-------- Reading text
Research Article
Psychological influences on COVID-19 preventive behaviours and vaccination engagement in the United Kingdom and the United States: the significance of ethnicity
Abstract
Two studies are reported here: a mapping review of literature on the effect of ethnicity on psychological influences upon COVID-19 responses, and a survey simultaneously undertaken in the United Kingdom and United States designed to examine ethnic differences in levels of, and in relationships between, identity resilience, social support, science trust, COVID-19 fear, COVID-19 risk and vaccination likelihood. The review found that very few studies during 2020–2021 examined the effect of ethnicity on the psychological influences on COVID-19 preventive behaviours. The survey study found that science trust, vaccine positivity, perceived risk, COVID-19 fear, identity resilience and social support account for roughly 50 per cent of the variability in COVID-19 vaccination likelihood. Ethnic categories report different levels of these influences but similarity in the way they interact. Taken together, the results indicate that a single model of psychological influences on vaccination decisions is applicable across ethnic categories.
----------------
-------- Source material
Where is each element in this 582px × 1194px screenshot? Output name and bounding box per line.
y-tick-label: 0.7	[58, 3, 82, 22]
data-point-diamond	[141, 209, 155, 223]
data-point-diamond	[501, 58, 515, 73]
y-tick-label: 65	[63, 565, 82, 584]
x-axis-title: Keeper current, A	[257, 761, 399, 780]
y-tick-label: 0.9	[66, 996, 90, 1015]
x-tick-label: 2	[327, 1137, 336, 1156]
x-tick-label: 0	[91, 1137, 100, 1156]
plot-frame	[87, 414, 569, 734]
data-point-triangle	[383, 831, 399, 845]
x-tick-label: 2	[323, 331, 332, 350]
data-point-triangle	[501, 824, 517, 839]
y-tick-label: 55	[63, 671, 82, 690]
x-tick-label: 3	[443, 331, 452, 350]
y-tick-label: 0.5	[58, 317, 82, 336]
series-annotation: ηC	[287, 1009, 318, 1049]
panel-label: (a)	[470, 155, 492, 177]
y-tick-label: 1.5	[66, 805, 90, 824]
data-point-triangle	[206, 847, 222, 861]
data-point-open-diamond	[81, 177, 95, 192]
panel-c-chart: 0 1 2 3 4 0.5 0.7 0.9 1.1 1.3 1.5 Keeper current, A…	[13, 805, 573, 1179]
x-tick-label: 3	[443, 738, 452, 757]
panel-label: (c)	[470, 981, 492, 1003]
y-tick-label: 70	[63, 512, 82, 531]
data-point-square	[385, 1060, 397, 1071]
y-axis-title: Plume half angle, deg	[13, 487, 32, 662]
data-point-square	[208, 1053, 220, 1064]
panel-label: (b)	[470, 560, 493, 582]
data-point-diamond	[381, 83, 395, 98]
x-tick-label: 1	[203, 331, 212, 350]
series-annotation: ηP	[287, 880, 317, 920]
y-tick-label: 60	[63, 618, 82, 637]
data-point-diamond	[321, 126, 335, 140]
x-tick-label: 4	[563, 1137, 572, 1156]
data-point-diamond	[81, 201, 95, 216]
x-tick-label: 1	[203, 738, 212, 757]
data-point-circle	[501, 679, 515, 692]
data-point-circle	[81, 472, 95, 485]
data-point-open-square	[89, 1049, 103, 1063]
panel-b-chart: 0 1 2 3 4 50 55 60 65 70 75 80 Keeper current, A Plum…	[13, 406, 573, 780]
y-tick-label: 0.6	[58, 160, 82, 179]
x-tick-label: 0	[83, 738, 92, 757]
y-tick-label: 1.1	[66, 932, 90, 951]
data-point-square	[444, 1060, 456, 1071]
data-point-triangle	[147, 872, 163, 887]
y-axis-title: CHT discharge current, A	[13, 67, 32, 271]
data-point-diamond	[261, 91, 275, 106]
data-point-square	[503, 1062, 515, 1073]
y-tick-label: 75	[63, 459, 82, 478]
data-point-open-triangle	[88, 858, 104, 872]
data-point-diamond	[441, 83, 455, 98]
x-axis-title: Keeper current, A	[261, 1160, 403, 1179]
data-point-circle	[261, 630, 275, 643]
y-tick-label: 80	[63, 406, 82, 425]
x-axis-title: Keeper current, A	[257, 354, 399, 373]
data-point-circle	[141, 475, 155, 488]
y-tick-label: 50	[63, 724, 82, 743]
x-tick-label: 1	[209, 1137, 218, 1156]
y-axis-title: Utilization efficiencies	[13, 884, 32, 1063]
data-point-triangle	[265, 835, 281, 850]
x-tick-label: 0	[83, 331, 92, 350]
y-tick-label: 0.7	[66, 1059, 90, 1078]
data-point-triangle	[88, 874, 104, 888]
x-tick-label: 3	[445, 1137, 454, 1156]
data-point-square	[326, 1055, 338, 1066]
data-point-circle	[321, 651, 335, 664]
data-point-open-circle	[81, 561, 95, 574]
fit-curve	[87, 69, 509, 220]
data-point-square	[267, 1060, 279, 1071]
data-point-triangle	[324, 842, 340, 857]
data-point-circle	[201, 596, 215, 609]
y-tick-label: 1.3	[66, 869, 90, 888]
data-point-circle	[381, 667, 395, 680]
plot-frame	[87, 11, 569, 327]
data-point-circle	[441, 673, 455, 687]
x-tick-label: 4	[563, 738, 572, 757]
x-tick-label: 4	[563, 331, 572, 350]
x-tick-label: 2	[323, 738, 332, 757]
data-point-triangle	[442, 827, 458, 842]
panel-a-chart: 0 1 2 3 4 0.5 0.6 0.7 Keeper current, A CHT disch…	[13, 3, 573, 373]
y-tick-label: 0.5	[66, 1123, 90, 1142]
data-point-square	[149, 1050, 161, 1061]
----------------
Requirement
Summarize the research abstract on ethnicity and COVID-19 behaviors in two sentences. This data has nothing to do with the text.

Finished task
A mapping review found that very few studies during 2020–2021 examined how ethnicity affects psychological influences on COVID-19 preventive behaviors. A UK and US survey found that science trust, vaccine positivity, perceived risk, COVID-19 fear, identity resilience and social support account for roughly 50 percent of the variability in vaccination likelihood, and that ethnic categories differ in levels of these influences but resemble each other in how they interact, so a single model applies across ethnic categories.